**Stored rows**:
= = =

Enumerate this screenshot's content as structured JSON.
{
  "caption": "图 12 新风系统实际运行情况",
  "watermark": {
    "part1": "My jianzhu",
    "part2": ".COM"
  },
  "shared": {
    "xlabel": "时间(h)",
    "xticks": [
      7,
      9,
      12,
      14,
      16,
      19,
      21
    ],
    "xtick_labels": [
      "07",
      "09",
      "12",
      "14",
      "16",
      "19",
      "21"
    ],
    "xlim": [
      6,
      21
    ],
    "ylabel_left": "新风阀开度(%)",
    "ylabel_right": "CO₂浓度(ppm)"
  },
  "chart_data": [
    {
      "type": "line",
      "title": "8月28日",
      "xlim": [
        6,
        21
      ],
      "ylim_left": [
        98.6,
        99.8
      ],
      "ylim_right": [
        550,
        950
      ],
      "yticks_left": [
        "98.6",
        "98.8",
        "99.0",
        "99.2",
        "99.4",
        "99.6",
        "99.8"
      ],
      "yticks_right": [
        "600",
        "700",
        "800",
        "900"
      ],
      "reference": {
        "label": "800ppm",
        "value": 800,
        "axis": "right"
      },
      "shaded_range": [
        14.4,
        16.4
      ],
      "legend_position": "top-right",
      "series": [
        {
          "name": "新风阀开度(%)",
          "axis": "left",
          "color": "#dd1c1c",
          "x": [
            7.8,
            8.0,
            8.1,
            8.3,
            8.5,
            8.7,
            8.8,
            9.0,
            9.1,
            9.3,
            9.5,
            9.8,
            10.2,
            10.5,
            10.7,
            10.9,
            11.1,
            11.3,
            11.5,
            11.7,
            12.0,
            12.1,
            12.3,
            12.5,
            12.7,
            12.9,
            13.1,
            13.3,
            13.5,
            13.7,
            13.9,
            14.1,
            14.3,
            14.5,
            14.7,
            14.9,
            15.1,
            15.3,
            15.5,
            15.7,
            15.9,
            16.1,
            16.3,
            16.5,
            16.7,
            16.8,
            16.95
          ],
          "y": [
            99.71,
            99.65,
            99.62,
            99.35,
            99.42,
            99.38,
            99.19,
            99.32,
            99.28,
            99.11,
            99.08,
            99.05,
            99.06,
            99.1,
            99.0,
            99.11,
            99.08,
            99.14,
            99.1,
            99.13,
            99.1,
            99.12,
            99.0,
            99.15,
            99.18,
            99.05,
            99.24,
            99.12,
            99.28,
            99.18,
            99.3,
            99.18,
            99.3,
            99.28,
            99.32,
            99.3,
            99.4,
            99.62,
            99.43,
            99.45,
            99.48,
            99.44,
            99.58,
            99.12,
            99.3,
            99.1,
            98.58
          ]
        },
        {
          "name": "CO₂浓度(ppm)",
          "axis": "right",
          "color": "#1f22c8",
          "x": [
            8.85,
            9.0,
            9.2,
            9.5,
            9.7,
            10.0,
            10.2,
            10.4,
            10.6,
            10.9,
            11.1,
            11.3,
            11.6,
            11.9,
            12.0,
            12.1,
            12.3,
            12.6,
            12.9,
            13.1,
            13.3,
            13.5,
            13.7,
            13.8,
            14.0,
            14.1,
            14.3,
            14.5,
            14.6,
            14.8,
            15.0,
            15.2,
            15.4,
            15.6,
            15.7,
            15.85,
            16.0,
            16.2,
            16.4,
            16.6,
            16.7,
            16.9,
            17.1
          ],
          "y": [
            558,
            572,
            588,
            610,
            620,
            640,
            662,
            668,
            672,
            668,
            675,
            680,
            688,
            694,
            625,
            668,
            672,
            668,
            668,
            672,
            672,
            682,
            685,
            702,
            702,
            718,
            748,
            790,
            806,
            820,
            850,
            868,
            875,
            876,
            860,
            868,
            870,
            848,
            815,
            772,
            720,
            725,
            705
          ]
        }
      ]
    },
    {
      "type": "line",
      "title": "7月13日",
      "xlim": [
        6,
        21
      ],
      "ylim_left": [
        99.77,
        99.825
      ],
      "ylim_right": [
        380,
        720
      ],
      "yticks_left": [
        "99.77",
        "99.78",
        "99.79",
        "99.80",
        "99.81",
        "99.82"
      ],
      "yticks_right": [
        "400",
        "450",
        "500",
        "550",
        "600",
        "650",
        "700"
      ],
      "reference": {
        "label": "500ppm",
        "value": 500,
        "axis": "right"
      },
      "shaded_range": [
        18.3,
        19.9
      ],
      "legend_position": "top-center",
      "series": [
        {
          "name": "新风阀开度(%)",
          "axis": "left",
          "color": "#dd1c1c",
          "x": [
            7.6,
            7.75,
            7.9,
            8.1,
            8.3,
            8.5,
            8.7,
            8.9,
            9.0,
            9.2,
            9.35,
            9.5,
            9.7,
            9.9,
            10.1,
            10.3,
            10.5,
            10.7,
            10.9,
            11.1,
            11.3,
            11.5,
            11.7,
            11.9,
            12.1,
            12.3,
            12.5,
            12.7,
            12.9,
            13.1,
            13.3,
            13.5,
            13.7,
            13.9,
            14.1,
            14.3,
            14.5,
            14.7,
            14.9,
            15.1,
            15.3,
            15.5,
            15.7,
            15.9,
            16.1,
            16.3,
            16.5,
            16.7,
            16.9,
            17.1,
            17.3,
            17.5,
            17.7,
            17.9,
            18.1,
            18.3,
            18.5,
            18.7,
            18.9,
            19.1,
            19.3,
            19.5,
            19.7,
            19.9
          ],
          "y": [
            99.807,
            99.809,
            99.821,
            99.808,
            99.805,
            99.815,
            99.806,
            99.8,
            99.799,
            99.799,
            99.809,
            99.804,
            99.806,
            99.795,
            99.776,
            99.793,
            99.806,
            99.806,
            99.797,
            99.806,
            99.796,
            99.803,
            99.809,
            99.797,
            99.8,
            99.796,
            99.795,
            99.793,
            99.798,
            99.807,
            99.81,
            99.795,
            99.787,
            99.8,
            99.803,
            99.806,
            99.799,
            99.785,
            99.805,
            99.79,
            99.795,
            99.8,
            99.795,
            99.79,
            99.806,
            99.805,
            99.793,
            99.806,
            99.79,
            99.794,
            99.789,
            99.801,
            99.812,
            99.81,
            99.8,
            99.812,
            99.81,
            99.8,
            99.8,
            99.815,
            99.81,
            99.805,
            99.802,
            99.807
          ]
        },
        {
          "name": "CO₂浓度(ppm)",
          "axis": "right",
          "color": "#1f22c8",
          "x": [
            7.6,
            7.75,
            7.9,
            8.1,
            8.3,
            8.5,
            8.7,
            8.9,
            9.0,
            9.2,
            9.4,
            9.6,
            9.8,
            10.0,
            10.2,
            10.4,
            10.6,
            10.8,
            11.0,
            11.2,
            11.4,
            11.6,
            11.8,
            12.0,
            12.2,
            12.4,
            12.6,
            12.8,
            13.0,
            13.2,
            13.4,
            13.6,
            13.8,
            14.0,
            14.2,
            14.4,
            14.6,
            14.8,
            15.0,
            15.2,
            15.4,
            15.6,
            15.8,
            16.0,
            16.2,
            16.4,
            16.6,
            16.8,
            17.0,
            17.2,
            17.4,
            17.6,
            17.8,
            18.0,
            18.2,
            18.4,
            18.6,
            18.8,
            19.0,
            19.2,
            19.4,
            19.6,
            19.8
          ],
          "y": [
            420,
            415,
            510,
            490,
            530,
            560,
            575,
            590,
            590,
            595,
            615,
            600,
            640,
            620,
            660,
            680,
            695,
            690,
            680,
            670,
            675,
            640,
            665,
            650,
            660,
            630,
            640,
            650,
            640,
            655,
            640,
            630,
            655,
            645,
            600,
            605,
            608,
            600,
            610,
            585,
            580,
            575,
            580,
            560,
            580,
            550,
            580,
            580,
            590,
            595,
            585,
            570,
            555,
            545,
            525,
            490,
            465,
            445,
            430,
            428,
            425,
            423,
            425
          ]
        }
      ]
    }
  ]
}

= = =

**Work to do**: Repeat each record exactly. Omit nothing.

**Reply to the exercise**:
Enumerate this screenshot's content as structured JSON.
{
  "caption": "图 12 新风系统实际运行情况",
  "watermark": {
    "part1": "My jianzhu",
    "part2": ".COM"
  },
  "shared": {
    "xlabel": "时间(h)",
    "xticks": [
      7,
      9,
      12,
      14,
      16,
      19,
      21
    ],
    "xtick_labels": [
      "07",
      "09",
      "12",
      "14",
      "16",
      "19",
      "21"
    ],
    "xlim": [
      6,
      21
    ],
    "ylabel_left": "新风阀开度(%)",
    "ylabel_right": "CO₂浓度(ppm)"
  },
  "chart_data": [
    {
      "type": "line",
      "title": "8月28日",
      "xlim": [
        6,
        21
      ],
      "ylim_left": [
        98.6,
        99.8
      ],
      "ylim_right": [
        550,
        950
      ],
      "yticks_left": [
        "98.6",
        "98.8",
        "99.0",
        "99.2",
        "99.4",
        "99.6",
        "99.8"
      ],
      "yticks_right": [
        "600",
        "700",
        "800",
        "900"
      ],
      "reference": {
        "label": "800ppm",
        "value": 800,
        "axis": "right"
      },
      "shaded_range": [
        14.4,
        16.4
      ],
      "legend_position": "top-right",
      "series": [
        {
          "name": "新风阀开度(%)",
          "axis": "left",
          "color": "#dd1c1c",
          "x": [
            7.8,
            8.0,
            8.1,
            8.3,
            8.5,
            8.7,
            8.8,
            9.0,
            9.1,
            9.3,
            9.5,
            9.8,
            10.2,
            10.5,
            10.7,
            10.9,
            11.1,
            11.3,
            11.5,
            11.7,
            12.0,
            12.1,
            12.3,
            12.5,
            12.7,
            12.9,
            13.1,
            13.3,
            13.5,
            13.7,
            13.9,
            14.1,
            14.3,
            14.5,
            14.7,
            14.9,
            15.1,
            15.3,
            15.5,
            15.7,
            15.9,
            16.1,
            16.3,
            16.5,
            16.7,
            16.8,
            16.95
          ],
          "y": [
            99.71,
            99.65,
            99.62,
            99.35,
            99.42,
            99.38,
            99.19,
            99.32,
            99.28,
            99.11,
            99.08,
            99.05,
            99.06,
            99.1,
            99.0,
            99.11,
            99.08,
            99.14,
            99.1,
            99.13,
            99.1,
            99.12,
            99.0,
            99.15,
            99.18,
            99.05,
            99.24,
            99.12,
            99.28,
            99.18,
            99.3,
            99.18,
            99.3,
            99.28,
            99.32,
            99.3,
            99.4,
            99.62,
            99.43,
            99.45,
            99.48,
            99.44,
            99.58,
            99.12,
            99.3,
            99.1,
            98.58
          ]
        },
        {
          "name": "CO₂浓度(ppm)",
          "axis": "right",
          "color": "#1f22c8",
          "x": [
            8.85,
            9.0,
            9.2,
            9.5,
            9.7,
            10.0,
            10.2,
            10.4,
            10.6,
            10.9,
            11.1,
            11.3,
            11.6,
            11.9,
            12.0,
            12.1,
            12.3,
            12.6,
            12.9,
            13.1,
            13.3,
            13.5,
            13.7,
            13.8,
            14.0,
            14.1,
            14.3,
            14.5,
            14.6,
            14.8,
            15.0,
            15.2,
            15.4,
            15.6,
            15.7,
            15.85,
            16.0,
            16.2,
            16.4,
            16.6,
            16.7,
            16.9,
            17.1
          ],
          "y": [
            558,
            572,
            588,
            610,
            620,
            640,
            662,
            668,
            672,
            668,
            675,
            680,
            688,
            694,
            625,
            668,
            672,
            668,
            668,
            672,
            672,
            682,
            685,
            702,
            702,
            718,
            748,
            790,
            806,
            820,
            850,
            868,
            875,
            876,
            860,
            868,
            870,
            848,
            815,
            772,
            720,
            725,
            705
          ]
        }
      ]
    },
    {
      "type": "line",
      "title": "7月13日",
      "xlim": [
        6,
        21
      ],
      "ylim_left": [
        99.77,
        99.825
      ],
      "ylim_right": [
        380,
        720
      ],
      "yticks_left": [
        "99.77",
        "99.78",
        "99.79",
        "99.80",
        "99.81",
        "99.82"
      ],
      "yticks_right": [
        "400",
        "450",
        "500",
        "550",
        "600",
        "650",
        "700"
      ],
      "reference": {
        "label": "500ppm",
        "value": 500,
        "axis": "right"
      },
      "shaded_range": [
        18.3,
        19.9
      ],
      "legend_position": "top-center",
      "series": [
        {
          "name": "新风阀开度(%)",
          "axis": "left",
          "color": "#dd1c1c",
          "x": [
            7.6,
            7.75,
            7.9,
            8.1,
            8.3,
            8.5,
            8.7,
            8.9,
            9.0,
            9.2,
            9.35,
            9.5,
            9.7,
            9.9,
            10.1,
            10.3,
            10.5,
            10.7,
            10.9,
            11.1,
            11.3,
            11.5,
            11.7,
            11.9,
            12.1,
            12.3,
            12.5,
            12.7,
            12.9,
            13.1,
            13.3,
            13.5,
            13.7,
            13.9,
            14.1,
            14.3,
            14.5,
            14.7,
            14.9,
            15.1,
            15.3,
            15.5,
            15.7,
            15.9,
            16.1,
            16.3,
            16.5,
            16.7,
            16.9,
            17.1,
            17.3,
            17.5,
            17.7,
            17.9,
            18.1,
            18.3,
            18.5,
            18.7,
            18.9,
            19.1,
            19.3,
            19.5,
            19.7,
            19.9
          ],
          "y": [
            99.807,
            99.809,
            99.821,
            99.808,
            99.805,
            99.815,
            99.806,
            99.8,
            99.799,
            99.799,
            99.809,
            99.804,
            99.806,
            99.795,
            99.776,
            99.793,
            99.806,
            99.806,
            99.797,
            99.806,
            99.796,
            99.803,
            99.809,
            99.797,
            99.8,
            99.796,
            99.795,
            99.793,
            99.798,
            99.807,
            99.81,
            99.795,
            99.787,
            99.8,
            99.803,
            99.806,
            99.799,
            99.785,
            99.805,
            99.79,
            99.795,
            99.8,
            99.795,
            99.79,
            99.806,
            99.805,
            99.793,
            99.806,
            99.79,
            99.794,
            99.789,
            99.801,
            99.812,
            99.81,
            99.8,
            99.812,
            99.81,
            99.8,
            99.8,
            99.815,
            99.81,
            99.805,
            99.802,
            99.807
          ]
        },
        {
          "name": "CO₂浓度(ppm)",
          "axis": "right",
          "color": "#1f22c8",
          "x": [
            7.6,
            7.75,
            7.9,
            8.1,
            8.3,
            8.5,
            8.7,
            8.9,
            9.0,
            9.2,
            9.4,
            9.6,
            9.8,
            10.0,
            10.2,
            10.4,
            10.6,
            10.8,
            11.0,
            11.2,
            11.4,
            11.6,
            11.8,
            12.0,
            12.2,
            12.4,
            12.6,
            12.8,
            13.0,
            13.2,
            13.4,
            13.6,
            13.8,
            14.0,
            14.2,
            14.4,
            14.6,
            14.8,
            15.0,
            15.2,
            15.4,
            15.6,
            15.8,
            16.0,
            16.2,
            16.4,
            16.6,
            16.8,
            17.0,
            17.2,
            17.4,
            17.6,
            17.8,
            18.0,
            18.2,
            18.4,
            18.6,
            18.8,
            19.0,
            19.2,
            19.4,
            19.6,
            19.8
          ],
          "y": [
            420,
            415,
            510,
            490,
            530,
            560,
            575,
            590,
            590,
            595,
            615,
            600,
            640,
            620,
            660,
            680,
            695,
            690,
            680,
            670,
            675,
            640,
            665,
            650,
            660,
            630,
            640,
            650,
            640,
            655,
            640,
            630,
            655,
            645,
            600,
            605,
            608,
            600,
            610,
            585,
            580,
            575,
            580,
            560,
            580,
            550,
            580,
            580,
            590,
            595,
            585,
            570,
            555,
            545,
            525,
            490,
            465,
            445,
            430,
            428,
            425,
            423,
            425
          ]
        }
      ]
    }
  ]
}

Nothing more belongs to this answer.